─── Data to process ───

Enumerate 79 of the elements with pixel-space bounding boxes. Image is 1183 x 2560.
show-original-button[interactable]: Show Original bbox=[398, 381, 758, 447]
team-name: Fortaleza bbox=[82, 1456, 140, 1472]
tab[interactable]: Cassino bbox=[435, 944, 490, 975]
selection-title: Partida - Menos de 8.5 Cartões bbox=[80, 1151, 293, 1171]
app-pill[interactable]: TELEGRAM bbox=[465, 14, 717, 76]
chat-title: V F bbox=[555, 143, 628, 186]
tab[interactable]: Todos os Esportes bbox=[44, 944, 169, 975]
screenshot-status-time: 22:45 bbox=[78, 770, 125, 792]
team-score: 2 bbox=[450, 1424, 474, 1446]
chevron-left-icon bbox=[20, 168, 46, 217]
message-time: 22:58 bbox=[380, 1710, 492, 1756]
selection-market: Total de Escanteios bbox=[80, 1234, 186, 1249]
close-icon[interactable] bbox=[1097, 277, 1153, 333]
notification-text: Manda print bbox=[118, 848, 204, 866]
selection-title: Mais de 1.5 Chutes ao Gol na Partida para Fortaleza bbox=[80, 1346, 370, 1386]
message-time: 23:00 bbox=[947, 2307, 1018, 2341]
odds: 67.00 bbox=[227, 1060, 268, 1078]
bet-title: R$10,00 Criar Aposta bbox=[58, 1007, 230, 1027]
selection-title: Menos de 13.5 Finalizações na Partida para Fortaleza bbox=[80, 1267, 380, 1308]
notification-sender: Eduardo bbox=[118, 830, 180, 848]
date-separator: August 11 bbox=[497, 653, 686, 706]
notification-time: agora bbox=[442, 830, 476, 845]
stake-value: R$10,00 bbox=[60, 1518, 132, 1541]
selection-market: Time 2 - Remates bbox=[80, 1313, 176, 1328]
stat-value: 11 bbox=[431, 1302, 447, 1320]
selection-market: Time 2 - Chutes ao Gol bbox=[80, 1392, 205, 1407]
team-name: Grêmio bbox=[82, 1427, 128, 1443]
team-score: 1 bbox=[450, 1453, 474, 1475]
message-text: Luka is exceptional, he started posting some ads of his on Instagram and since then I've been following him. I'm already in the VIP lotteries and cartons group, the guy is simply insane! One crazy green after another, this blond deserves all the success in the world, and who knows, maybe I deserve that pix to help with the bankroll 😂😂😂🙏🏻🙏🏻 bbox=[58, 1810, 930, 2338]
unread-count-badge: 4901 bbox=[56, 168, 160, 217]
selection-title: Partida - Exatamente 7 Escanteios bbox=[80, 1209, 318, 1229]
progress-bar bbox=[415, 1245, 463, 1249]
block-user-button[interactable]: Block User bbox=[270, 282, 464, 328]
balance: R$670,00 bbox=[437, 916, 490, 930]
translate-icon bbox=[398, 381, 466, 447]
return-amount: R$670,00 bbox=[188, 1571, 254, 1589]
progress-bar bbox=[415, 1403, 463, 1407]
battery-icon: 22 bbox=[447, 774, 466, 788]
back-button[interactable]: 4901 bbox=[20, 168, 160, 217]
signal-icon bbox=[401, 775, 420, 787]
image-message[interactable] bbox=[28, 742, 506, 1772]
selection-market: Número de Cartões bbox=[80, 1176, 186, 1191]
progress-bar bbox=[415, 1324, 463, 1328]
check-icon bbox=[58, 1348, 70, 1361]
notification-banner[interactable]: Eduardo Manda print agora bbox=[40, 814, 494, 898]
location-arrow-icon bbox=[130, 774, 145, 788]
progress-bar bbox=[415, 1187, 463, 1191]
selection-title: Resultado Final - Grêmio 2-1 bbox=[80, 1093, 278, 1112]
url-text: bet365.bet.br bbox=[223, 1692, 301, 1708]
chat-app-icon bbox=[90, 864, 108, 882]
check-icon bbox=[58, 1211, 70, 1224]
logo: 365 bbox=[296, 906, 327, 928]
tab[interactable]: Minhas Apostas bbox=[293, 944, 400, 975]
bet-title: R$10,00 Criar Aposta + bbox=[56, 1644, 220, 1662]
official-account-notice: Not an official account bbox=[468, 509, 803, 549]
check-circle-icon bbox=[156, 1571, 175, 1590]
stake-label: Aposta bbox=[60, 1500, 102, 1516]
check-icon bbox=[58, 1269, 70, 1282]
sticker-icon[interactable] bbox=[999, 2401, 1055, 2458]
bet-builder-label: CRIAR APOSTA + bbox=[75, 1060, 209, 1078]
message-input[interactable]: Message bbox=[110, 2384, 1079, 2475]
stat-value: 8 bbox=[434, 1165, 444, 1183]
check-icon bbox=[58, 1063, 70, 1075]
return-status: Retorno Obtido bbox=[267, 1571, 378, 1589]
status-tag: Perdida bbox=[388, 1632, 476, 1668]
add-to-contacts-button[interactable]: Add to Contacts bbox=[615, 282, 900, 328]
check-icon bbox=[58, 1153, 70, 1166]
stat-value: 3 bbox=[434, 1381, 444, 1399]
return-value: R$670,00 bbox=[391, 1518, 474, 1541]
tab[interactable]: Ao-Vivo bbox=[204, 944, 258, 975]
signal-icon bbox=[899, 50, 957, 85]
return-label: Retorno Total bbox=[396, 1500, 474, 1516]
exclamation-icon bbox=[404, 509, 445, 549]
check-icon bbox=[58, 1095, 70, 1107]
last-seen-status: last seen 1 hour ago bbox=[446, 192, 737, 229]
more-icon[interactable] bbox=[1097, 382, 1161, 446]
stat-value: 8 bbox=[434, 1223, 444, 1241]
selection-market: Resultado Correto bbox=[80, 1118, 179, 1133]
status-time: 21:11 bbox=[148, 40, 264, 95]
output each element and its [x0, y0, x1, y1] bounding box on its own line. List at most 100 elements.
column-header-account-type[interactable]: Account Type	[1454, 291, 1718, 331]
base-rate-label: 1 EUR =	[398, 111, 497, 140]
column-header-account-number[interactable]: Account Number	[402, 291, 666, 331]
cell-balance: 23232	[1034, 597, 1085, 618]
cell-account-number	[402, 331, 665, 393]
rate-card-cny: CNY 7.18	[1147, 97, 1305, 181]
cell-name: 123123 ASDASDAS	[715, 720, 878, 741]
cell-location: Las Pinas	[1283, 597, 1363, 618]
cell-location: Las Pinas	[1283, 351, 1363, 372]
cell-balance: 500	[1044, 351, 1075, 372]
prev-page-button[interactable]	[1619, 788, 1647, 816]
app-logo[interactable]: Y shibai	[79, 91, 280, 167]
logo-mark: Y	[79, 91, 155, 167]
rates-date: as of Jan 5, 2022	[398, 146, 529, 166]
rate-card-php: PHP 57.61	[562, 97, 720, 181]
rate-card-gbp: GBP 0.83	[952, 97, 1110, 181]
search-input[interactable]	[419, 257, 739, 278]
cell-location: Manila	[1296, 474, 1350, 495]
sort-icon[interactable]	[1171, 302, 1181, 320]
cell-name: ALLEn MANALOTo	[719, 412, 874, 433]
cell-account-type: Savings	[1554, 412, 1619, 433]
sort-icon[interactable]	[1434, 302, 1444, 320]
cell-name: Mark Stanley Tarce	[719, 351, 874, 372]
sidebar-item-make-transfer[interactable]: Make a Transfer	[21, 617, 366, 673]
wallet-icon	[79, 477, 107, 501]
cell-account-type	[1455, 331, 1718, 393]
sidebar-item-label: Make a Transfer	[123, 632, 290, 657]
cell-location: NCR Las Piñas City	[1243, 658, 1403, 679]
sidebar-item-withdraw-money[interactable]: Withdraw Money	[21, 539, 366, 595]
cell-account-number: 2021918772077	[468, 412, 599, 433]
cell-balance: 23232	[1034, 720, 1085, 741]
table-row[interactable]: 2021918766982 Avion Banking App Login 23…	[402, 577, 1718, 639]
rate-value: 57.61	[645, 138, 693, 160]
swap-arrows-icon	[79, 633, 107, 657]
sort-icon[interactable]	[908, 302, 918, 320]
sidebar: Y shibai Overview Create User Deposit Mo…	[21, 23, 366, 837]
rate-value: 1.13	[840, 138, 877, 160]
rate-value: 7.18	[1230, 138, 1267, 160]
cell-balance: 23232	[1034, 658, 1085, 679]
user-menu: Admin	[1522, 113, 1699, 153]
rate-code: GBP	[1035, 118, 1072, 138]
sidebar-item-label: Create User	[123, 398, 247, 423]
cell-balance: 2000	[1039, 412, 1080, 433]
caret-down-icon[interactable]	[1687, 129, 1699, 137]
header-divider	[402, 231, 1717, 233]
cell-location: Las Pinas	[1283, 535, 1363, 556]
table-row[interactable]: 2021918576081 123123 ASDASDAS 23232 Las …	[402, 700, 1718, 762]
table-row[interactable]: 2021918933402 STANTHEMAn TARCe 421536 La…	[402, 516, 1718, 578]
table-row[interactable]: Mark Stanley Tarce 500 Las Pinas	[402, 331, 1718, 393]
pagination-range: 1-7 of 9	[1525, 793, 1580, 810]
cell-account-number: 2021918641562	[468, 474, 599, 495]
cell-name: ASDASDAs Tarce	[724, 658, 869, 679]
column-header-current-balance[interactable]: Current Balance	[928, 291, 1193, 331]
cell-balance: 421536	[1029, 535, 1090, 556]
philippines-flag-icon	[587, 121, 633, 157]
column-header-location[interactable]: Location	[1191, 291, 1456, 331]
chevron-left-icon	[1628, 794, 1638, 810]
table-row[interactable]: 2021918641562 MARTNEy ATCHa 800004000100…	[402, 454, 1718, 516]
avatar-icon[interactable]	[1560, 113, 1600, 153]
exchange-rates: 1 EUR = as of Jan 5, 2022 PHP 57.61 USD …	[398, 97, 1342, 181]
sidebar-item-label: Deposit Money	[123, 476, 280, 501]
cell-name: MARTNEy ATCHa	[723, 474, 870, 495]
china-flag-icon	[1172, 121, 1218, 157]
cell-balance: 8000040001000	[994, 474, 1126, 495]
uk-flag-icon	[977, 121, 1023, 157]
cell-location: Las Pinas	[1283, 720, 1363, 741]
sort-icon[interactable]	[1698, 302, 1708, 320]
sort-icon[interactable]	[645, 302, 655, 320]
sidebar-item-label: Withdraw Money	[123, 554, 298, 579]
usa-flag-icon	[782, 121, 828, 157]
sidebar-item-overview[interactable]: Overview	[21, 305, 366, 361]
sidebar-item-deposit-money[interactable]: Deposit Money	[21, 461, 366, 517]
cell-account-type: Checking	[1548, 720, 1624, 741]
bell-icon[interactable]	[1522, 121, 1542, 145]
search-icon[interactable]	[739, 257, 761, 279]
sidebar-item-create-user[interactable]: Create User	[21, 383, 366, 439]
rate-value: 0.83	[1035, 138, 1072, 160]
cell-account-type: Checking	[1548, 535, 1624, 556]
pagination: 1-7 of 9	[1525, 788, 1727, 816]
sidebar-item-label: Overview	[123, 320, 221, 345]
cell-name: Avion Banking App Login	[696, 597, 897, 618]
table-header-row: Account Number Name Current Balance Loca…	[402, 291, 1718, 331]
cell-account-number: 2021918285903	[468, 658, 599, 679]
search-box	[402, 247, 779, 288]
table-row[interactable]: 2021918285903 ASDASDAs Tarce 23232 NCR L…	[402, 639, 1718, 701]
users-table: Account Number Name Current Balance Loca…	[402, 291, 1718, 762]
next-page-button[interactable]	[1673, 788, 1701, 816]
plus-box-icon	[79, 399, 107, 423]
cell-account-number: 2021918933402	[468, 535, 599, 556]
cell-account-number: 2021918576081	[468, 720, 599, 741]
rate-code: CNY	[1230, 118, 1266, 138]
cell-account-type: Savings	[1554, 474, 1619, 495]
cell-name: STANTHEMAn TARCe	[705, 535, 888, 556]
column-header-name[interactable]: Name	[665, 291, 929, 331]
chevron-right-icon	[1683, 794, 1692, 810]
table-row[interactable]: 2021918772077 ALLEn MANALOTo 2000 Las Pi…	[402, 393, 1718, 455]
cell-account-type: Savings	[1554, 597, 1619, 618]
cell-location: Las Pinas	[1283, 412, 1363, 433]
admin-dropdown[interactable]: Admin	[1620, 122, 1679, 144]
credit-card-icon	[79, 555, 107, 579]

───

### What you are asked to do
Rewrite the lines as a numbered list, starting at the first line and ending at the line that contains "notification-text: Manda print", with both of those lines included and any blank lines left out.

### Answer to the task
1. Enumerate 79 of the elements with pixel-space bounding boxes. Image is 1183 x 2560.
2. show-original-button[interactable]: Show Original bbox=[398, 381, 758, 447]
3. team-name: Fortaleza bbox=[82, 1456, 140, 1472]
4. tab[interactable]: Cassino bbox=[435, 944, 490, 975]
5. selection-title: Partida - Menos de 8.5 Cartões bbox=[80, 1151, 293, 1171]
6. app-pill[interactable]: TELEGRAM bbox=[465, 14, 717, 76]
7. chat-title: V F bbox=[555, 143, 628, 186]
8. tab[interactable]: Todos os Esportes bbox=[44, 944, 169, 975]
9. screenshot-status-time: 22:45 bbox=[78, 770, 125, 792]
10. team-score: 2 bbox=[450, 1424, 474, 1446]
11. chevron-left-icon bbox=[20, 168, 46, 217]
12. message-time: 22:58 bbox=[380, 1710, 492, 1756]
13. selection-market: Total de Escanteios bbox=[80, 1234, 186, 1249]
14. close-icon[interactable] bbox=[1097, 277, 1153, 333]
15. notification-text: Manda print bbox=[118, 848, 204, 866]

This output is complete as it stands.